> [Entries supplied]
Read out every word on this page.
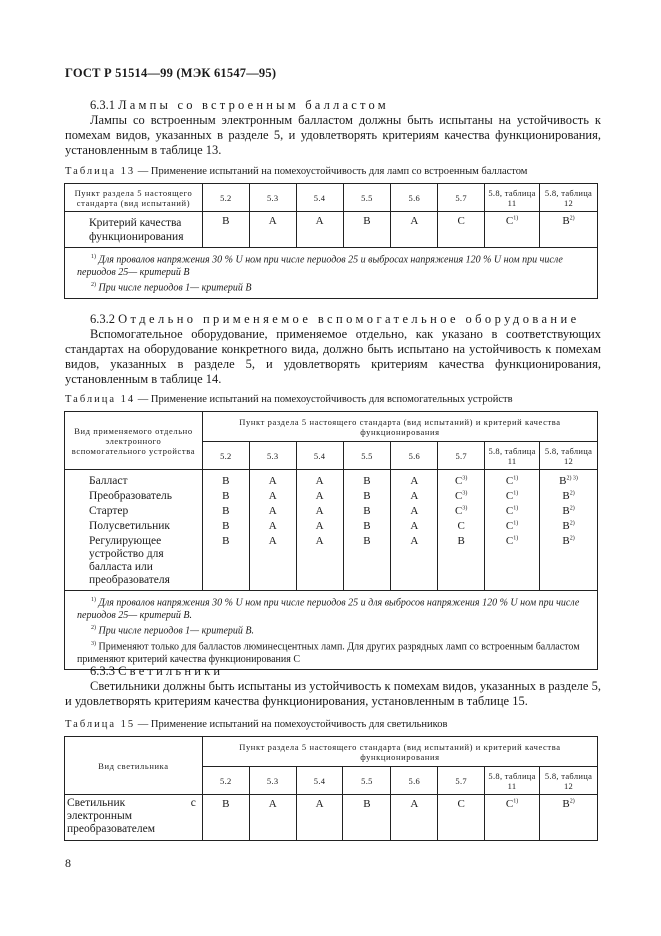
ГОСТ Р 51514—99 (МЭК 61547—95)

6.3.1 Лампы со встроенным балластом

Лампы со встроенным электронным балластом должны быть испытаны на устойчивость к помехам видов, указанных в разделе 5, и удовлетворять критериям качества функционирования, установленным в таблице 13.

Таблица 13 — Применение испытаний на помехоустойчивость для ламп со встроенным балластом
Пункт раздела 5 настоящего стандарта (вид испытаний)	5.2	5.3	5.4	5.5	5.6	5.7	5.8, таблица 11	5.8, таблица 12
Критерий качества функционирования	B	A	A	B	A	C	$C^{1)}$	$B^{2)}$

$^{1)}$ Для провалов напряжения 30 % U ном при числе периодов 25 и выбросах напряжения 120 % U ном при числе периодов 25— критерий В
$^{2)}$ При числе периодов 1— критерий В								

6.3.2 Отдельно применяемое вспомогательное оборудование

Вспомогательное оборудование, применяемое отдельно, как указано в соответствующих стандартах на оборудование конкретного вида, должно быть испытано на устойчивость к помехам видов, указанных в разделе 5, и удовлетворять критериям качества функционирования, установленным в таблице 14.

Таблица 14 — Применение испытаний на помехоустойчивость для вспомогательных устройств
Вид применяемого отдельно электронного вспомогательного устройства	Пункт раздела 5 настоящего стандарта (вид испытаний) и критерий качества функционирования							
	5.2	5.3	5.4	5.5	5.6	5.7	5.8, таблица 11	5.8, таблица 12
Балласт	B	A	A	B	A	$C^{3)}$	$C^{1)}$	$B^{2) 3)}$
Преобразователь	B	A	A	B	A	$C^{3)}$	$C^{1)}$	$B^{2)}$
Стартер	B	A	A	B	A	$C^{3)}$	$C^{1)}$	$B^{2)}$
Полусветильник	B	A	A	B	A	C	$C^{1)}$	$B^{2)}$
Регулирующее устройство для балласта или преобразователя	B	A	A	B	A	B	$C^{1)}$	$B^{2)}$

$^{1)}$ Для провалов напряжения 30 % U ном при числе периодов 25 и для выбросов напряжения 120 % U ном при числе периодов 25— критерий В.
$^{2)}$ При числе периодов 1— критерий В.
$^{3)}$ Применяют только для балластов люминесцентных ламп. Для других разрядных ламп со встроенным балластом применяют критерий качества функционирования С								

6.3.3 Светильники

Светильники должны быть испытаны из устойчивость к помехам видов, указанных в разделе 5, и удовлетворять критериям качества функционирования, установленным в таблице 15.

Таблица 15 — Применение испытаний на помехоустойчивость для светильников
Вид светильника	Пункт раздела 5 настоящего стандарта (вид испытаний) и критерий качества функционирования							
	5.2	5.3	5.4	5.5	5.6	5.7	5.8, таблица 11	5.8, таблица 12
Светильник с электронным преобразователем	B	A	A	B	A	C	$C^{1)}$	$B^{2)}$
8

> [Your goal]
Track down every line holding the string "видов" and copy it.

> [Solution to the problem]
Лампы со встроенным электронным балластом должны быть испытаны на устойчивость к помехам видов, указанных в разделе 5, и удовлетворять критериям качества функционирования, установленным в таблице 13.
Вспомогательное оборудование, применяемое отдельно, как указано в соответствующих стандартах на оборудование конкретного вида, должно быть испытано на устойчивость к помехам видов, указанных в разделе 5, и удовлетворять критериям качества функционирования, установленным в таблице 14.
Светильники должны быть испытаны из устойчивость к помехам видов, указанных в разделе 5, и удовлетворять критериям качества функционирования, установленным в таблице 15.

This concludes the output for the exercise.